## start Provided records
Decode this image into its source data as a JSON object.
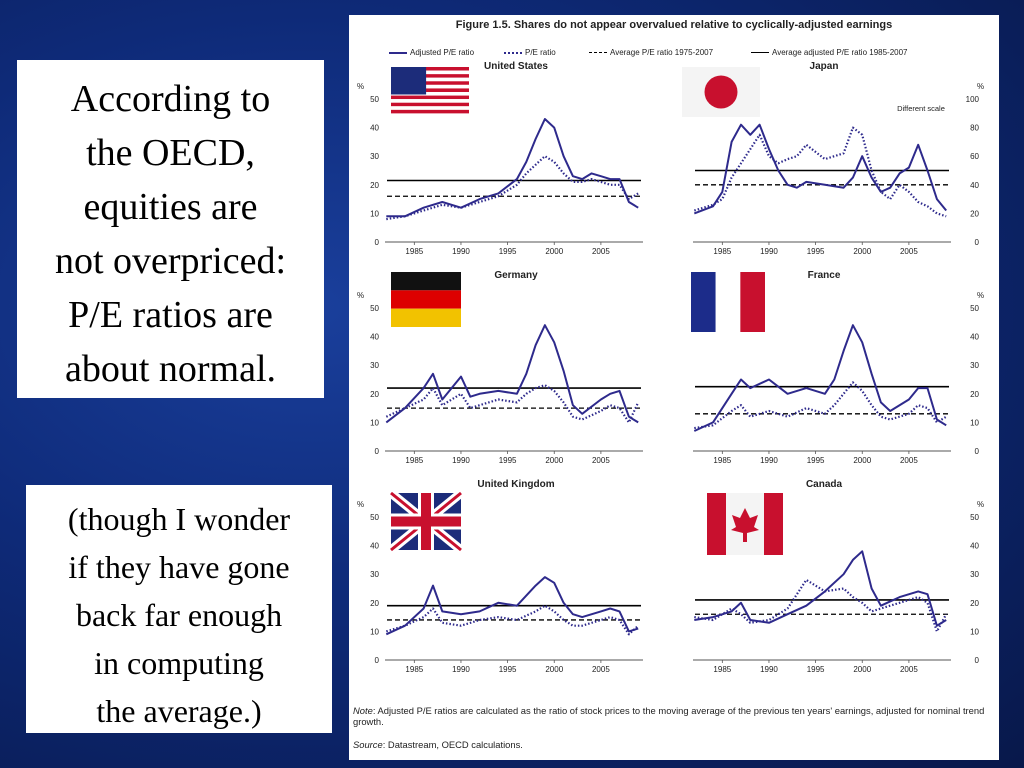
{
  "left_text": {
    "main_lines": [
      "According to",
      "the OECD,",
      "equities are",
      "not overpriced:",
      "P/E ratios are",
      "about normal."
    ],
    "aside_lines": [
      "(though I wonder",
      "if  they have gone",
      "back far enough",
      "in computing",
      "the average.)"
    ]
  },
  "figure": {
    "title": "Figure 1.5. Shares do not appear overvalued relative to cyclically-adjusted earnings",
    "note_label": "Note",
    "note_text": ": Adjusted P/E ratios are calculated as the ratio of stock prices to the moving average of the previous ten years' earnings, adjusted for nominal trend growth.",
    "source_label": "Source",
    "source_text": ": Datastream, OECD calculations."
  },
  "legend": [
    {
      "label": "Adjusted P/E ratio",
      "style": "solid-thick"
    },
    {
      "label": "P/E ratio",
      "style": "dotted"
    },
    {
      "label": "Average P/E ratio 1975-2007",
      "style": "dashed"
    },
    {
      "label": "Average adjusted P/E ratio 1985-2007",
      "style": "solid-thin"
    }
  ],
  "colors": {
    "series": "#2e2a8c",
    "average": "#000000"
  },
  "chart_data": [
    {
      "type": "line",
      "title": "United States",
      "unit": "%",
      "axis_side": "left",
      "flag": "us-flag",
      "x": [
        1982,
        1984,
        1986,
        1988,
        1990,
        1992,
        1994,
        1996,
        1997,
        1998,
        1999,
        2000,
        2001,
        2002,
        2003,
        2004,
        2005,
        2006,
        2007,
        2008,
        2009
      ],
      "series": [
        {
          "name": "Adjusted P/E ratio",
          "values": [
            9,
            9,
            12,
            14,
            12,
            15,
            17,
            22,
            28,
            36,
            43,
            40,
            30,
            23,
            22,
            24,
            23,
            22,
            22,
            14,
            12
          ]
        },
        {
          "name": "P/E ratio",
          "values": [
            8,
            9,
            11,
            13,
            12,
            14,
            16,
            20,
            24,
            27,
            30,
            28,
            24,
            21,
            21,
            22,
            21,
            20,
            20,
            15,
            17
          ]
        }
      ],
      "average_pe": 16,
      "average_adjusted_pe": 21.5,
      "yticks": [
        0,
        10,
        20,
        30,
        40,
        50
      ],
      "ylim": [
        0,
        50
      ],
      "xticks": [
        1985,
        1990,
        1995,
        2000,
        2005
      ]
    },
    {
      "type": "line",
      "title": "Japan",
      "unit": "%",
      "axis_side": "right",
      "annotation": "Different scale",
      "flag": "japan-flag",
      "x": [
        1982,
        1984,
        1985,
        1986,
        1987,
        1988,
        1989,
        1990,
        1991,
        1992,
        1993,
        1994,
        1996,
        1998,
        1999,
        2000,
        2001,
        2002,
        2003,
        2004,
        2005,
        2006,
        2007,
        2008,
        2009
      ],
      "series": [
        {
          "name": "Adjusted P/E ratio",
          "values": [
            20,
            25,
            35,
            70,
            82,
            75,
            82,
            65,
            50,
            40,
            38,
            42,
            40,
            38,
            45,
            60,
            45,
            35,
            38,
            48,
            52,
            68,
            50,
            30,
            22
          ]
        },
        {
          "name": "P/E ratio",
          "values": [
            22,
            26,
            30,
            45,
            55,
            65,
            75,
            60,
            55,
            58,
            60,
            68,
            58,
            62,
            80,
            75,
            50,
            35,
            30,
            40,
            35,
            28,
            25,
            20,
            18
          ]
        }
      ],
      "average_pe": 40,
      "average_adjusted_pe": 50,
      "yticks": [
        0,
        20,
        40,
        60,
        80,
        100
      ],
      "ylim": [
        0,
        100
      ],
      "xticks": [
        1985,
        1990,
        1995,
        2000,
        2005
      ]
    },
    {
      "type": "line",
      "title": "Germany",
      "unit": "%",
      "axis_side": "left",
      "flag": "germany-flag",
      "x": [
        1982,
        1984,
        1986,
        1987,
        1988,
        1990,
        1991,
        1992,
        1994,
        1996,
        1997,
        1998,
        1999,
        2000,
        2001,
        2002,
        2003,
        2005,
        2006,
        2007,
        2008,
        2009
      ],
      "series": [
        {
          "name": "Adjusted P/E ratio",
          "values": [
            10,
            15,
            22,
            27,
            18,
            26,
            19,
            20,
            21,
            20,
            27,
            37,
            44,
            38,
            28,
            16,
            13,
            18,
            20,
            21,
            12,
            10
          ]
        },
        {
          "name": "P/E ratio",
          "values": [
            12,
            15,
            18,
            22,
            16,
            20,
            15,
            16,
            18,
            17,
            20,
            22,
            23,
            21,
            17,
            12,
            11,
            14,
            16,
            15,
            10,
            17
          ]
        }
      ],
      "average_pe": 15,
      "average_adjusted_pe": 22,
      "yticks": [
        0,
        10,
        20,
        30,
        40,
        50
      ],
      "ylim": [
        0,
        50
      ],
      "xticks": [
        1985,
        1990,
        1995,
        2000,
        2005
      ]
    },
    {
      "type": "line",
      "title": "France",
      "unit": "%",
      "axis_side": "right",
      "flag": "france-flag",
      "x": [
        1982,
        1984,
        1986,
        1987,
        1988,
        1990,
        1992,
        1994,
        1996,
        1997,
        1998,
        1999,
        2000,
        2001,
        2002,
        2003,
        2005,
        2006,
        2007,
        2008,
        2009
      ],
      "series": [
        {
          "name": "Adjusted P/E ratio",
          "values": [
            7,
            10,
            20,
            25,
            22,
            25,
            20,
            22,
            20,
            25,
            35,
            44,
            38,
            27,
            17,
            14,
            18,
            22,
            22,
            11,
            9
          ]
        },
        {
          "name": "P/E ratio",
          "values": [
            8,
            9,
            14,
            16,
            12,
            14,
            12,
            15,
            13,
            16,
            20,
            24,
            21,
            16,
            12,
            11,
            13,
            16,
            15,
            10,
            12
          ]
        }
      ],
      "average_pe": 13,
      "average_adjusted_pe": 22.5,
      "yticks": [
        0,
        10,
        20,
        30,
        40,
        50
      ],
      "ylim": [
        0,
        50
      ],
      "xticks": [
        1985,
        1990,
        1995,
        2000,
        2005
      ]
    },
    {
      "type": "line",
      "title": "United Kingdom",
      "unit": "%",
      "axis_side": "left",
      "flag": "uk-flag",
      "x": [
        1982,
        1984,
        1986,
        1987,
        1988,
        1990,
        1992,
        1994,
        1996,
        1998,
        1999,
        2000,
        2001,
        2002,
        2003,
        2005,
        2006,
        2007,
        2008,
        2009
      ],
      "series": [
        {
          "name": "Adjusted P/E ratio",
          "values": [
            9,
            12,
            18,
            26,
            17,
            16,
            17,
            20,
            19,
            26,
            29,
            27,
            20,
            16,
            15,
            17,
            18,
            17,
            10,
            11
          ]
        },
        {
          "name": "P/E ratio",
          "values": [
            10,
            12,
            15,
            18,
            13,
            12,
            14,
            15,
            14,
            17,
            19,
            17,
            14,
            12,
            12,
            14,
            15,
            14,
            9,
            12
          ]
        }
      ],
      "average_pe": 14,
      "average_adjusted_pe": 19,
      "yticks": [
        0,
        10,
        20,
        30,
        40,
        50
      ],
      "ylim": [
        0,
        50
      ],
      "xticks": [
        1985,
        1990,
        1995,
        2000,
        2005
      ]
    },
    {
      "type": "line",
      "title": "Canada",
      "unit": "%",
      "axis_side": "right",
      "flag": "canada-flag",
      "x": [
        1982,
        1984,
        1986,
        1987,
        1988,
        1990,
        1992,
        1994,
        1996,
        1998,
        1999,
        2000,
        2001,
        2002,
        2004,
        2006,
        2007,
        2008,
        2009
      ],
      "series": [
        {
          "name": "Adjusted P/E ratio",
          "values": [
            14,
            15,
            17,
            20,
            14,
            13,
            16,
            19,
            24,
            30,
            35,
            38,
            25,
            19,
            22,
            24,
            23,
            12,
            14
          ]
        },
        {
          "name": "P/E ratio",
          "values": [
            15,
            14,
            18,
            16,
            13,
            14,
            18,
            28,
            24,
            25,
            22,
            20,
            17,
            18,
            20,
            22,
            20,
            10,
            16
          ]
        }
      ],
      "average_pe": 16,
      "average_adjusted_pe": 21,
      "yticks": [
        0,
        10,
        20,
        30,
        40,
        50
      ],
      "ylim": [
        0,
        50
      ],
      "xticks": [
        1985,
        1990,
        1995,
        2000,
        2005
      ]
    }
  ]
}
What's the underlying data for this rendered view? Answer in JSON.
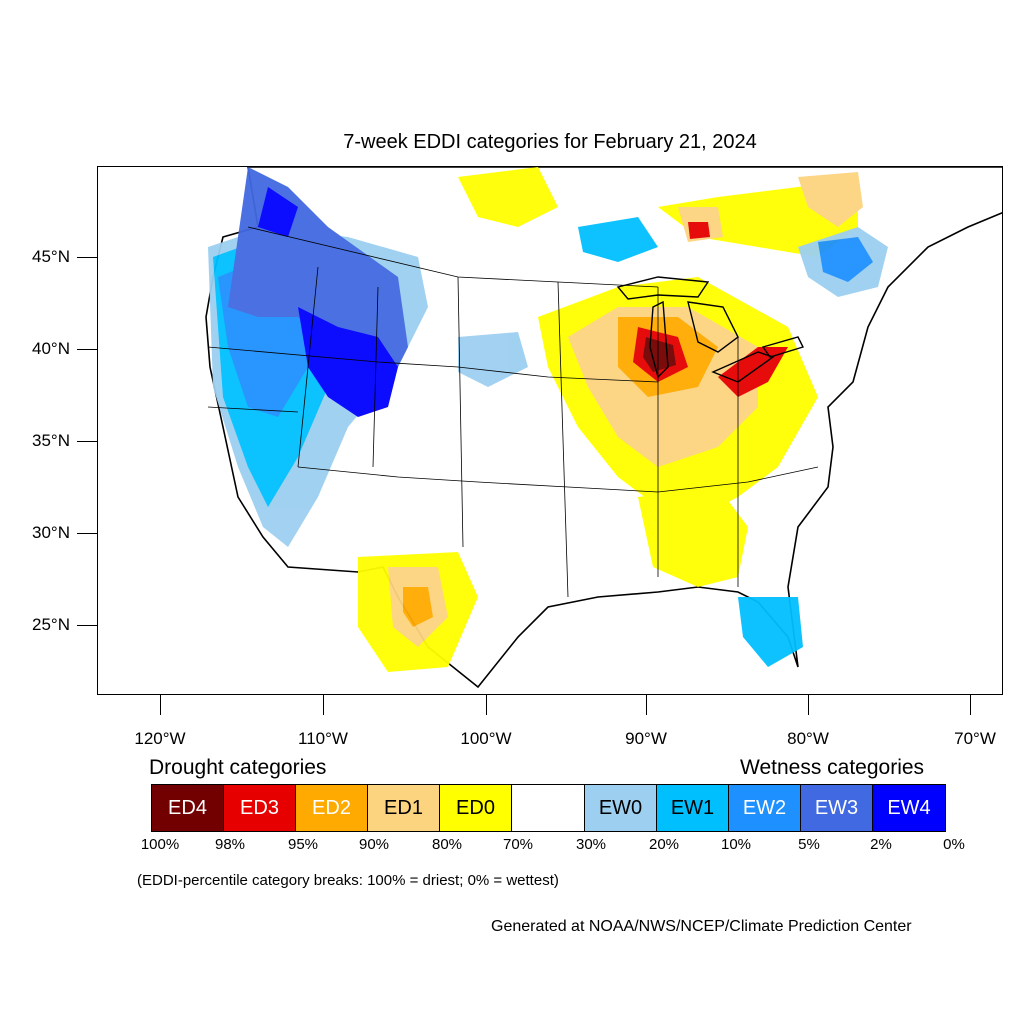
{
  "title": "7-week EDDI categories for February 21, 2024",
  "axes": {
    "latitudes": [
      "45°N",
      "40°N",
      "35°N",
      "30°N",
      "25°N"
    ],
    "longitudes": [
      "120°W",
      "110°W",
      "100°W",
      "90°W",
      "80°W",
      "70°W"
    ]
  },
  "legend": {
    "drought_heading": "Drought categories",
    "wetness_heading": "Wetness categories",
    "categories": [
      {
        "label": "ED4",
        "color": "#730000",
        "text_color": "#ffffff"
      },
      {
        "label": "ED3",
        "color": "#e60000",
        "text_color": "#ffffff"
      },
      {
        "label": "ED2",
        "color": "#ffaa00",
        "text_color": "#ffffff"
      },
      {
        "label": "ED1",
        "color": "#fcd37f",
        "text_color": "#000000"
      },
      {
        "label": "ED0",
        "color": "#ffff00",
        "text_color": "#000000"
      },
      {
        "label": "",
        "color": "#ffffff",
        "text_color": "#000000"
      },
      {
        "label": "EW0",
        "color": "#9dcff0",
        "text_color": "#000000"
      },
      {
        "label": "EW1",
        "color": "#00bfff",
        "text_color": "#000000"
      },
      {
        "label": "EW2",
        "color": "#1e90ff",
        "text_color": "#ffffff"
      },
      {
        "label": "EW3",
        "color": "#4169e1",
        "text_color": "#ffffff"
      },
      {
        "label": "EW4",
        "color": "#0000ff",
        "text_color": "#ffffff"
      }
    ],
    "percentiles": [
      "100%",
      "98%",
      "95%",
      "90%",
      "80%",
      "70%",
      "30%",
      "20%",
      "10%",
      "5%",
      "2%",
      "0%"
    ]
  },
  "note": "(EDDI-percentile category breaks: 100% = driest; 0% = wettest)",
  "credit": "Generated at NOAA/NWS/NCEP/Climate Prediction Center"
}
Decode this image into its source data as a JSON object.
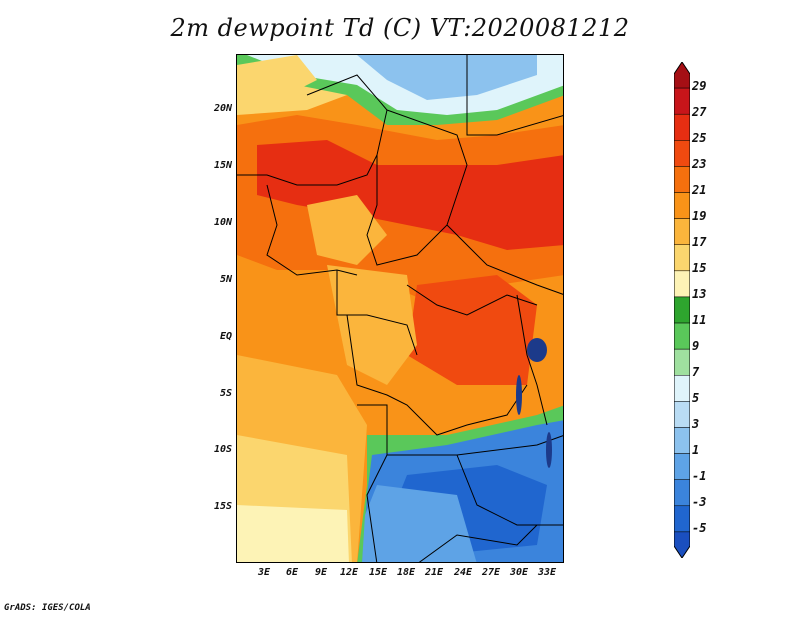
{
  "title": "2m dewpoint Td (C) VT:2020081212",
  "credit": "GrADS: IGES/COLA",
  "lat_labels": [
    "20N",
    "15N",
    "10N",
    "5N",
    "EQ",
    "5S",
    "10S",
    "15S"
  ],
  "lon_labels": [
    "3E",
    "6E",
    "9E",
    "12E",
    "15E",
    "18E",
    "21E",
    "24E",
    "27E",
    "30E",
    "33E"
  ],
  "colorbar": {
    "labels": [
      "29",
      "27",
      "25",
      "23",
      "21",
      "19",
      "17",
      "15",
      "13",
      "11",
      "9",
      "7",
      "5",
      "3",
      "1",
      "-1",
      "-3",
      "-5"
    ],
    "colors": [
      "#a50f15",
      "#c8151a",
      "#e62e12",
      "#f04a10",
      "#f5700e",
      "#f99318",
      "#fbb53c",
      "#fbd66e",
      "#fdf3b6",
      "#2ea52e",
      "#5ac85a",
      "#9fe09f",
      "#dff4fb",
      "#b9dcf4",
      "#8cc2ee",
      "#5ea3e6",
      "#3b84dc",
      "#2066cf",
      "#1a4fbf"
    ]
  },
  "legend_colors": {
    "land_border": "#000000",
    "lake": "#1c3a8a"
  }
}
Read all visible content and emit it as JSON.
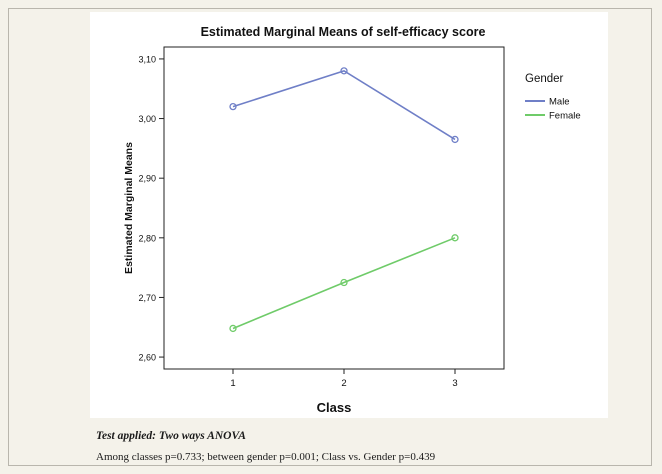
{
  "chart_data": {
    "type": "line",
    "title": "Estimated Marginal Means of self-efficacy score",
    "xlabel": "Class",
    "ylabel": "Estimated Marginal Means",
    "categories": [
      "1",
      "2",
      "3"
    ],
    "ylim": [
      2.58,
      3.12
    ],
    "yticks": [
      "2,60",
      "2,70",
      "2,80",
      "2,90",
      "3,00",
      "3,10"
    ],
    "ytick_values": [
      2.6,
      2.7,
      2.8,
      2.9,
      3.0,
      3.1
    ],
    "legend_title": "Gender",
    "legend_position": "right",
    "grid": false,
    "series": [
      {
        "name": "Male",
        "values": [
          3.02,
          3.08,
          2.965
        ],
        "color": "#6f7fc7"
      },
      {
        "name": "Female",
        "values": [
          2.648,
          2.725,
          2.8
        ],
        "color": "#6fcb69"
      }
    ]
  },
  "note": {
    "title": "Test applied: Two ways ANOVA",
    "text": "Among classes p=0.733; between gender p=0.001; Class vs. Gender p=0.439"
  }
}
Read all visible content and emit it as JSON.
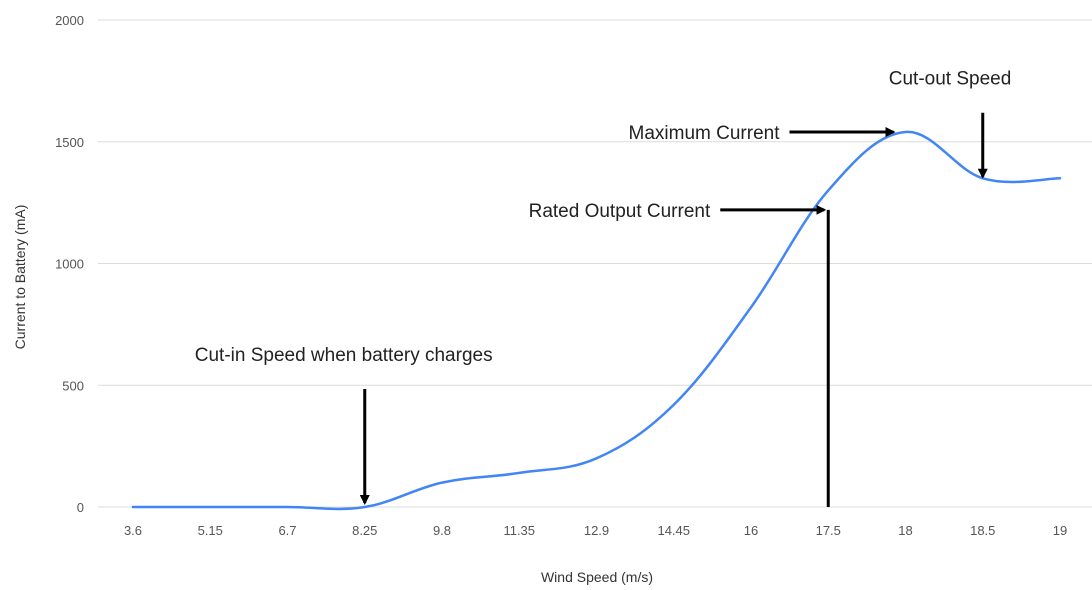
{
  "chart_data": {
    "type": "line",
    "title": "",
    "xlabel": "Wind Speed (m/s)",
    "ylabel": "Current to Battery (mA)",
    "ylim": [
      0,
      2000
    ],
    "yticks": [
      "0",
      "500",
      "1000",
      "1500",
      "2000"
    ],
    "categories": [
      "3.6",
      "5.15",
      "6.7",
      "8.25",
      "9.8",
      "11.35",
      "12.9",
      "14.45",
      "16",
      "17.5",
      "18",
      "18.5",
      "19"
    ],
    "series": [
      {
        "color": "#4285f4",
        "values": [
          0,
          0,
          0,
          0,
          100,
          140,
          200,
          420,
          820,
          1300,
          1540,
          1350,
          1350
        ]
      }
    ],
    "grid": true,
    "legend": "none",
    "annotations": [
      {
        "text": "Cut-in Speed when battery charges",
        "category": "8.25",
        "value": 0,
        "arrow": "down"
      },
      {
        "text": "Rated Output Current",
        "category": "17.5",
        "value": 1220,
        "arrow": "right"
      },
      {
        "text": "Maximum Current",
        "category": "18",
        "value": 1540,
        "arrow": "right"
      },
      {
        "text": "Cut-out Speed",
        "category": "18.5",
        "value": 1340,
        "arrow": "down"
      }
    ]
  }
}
## end Provided records
-- Requirement --
Look through the data and gather every line with the string "style" in it.

-- Result --
      "style": "solid-thick"
      "style": "dotted"
      "style": "dashed"
      "style": "solid-thin"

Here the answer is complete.